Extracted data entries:
##########
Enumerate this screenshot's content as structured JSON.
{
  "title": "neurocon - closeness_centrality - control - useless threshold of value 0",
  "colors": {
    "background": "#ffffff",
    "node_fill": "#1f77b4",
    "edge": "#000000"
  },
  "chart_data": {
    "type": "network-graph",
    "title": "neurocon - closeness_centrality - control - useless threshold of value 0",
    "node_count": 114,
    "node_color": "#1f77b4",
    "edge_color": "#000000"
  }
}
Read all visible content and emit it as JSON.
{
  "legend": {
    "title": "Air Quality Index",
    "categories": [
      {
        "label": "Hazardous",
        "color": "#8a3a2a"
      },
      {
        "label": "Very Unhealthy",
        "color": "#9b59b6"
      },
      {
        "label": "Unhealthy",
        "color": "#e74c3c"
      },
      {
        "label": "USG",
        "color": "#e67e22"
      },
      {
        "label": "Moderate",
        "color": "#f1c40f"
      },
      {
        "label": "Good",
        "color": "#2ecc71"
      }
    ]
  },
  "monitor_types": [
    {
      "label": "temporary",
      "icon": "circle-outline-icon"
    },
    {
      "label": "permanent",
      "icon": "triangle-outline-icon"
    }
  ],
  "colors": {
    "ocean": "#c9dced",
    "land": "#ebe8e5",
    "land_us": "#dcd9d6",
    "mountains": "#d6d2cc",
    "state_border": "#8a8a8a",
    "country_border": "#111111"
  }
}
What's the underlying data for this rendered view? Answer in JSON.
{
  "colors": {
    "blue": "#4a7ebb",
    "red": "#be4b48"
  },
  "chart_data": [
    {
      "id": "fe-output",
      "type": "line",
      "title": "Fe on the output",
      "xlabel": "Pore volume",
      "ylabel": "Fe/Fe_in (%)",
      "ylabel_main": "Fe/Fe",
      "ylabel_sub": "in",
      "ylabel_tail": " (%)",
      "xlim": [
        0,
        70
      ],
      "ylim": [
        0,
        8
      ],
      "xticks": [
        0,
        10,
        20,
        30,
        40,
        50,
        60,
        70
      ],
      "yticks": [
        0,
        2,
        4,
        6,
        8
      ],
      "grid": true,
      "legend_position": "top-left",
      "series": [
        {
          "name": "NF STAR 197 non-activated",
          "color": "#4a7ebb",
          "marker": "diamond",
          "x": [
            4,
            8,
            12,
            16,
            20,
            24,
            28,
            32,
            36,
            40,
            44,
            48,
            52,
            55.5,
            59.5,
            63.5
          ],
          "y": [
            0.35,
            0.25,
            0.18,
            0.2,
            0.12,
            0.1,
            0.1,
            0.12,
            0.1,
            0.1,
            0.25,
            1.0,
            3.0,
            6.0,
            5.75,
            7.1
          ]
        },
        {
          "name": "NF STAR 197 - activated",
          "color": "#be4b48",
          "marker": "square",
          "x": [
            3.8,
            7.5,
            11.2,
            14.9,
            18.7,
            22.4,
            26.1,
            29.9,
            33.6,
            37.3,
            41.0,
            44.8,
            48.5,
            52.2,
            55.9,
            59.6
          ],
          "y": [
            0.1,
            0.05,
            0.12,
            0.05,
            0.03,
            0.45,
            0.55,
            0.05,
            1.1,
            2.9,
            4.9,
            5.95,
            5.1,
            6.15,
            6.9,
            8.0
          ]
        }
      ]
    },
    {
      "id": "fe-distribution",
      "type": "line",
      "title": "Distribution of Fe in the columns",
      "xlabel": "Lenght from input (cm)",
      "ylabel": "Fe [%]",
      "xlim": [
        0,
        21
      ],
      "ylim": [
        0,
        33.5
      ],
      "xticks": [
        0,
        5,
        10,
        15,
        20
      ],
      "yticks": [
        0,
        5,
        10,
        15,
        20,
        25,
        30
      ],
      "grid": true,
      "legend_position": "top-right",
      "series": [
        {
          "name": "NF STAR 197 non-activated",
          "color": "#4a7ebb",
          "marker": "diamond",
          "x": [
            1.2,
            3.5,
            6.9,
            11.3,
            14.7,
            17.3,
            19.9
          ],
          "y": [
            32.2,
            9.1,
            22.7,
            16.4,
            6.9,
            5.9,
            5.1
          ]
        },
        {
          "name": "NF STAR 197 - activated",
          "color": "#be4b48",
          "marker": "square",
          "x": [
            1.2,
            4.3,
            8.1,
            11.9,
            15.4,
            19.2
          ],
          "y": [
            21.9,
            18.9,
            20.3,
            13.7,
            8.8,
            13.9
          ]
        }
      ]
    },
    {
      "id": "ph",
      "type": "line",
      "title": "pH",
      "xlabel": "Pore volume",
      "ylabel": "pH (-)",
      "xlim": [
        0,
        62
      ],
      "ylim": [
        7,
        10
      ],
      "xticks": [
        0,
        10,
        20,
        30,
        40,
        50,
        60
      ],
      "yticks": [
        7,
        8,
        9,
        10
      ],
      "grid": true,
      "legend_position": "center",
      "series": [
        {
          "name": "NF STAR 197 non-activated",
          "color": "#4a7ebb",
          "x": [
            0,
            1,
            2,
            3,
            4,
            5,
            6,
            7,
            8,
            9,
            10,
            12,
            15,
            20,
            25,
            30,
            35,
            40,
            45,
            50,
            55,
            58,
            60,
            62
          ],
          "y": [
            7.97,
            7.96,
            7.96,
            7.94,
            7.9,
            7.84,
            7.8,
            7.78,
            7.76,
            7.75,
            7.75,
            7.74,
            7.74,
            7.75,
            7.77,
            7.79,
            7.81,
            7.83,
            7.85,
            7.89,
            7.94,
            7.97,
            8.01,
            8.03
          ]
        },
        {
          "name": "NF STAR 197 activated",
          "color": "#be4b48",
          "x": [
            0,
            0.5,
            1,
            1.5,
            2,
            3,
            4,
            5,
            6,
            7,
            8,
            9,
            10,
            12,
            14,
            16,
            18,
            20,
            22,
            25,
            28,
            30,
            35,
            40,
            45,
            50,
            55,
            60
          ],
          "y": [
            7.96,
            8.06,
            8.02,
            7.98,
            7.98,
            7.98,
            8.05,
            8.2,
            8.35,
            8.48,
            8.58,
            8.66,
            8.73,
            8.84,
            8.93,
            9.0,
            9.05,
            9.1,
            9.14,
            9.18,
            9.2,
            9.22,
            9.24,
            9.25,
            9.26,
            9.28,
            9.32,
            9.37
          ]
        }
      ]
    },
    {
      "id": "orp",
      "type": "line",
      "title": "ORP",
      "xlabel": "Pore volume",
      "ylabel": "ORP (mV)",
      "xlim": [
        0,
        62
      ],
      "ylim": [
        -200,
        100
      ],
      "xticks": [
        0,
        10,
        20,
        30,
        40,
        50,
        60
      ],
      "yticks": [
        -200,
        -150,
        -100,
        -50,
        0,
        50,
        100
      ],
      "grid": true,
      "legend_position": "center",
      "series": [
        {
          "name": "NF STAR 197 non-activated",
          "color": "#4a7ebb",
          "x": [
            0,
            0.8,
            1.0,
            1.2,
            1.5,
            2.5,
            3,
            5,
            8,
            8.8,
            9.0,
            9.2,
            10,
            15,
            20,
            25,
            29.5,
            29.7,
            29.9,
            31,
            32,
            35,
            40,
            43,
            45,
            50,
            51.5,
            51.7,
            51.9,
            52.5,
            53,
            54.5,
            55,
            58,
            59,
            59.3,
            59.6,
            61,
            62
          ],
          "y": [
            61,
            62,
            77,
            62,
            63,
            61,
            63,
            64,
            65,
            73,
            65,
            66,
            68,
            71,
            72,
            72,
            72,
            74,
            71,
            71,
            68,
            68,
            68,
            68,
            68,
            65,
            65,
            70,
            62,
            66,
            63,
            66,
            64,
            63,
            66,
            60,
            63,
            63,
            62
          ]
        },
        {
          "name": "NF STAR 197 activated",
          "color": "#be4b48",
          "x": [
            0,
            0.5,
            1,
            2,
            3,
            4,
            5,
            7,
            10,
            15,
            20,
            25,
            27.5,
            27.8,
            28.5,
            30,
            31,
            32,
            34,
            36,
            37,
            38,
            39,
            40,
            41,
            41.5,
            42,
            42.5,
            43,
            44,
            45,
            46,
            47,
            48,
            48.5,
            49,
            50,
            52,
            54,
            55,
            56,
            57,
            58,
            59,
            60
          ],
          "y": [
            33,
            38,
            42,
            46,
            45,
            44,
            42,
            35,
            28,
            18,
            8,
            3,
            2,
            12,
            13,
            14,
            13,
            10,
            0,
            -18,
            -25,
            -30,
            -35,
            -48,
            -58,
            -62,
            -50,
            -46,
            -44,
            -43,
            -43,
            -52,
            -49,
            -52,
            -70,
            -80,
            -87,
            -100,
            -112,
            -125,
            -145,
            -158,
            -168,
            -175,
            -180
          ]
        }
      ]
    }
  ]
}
##########
_Instructions to follow_
Find and copy every line in the entries above where the string "threshold" occurs.

_Answer for the task_
  "title": "neurocon - closeness_centrality - control - useless threshold of value 0",
    "title": "neurocon - closeness_centrality - control - useless threshold of value 0",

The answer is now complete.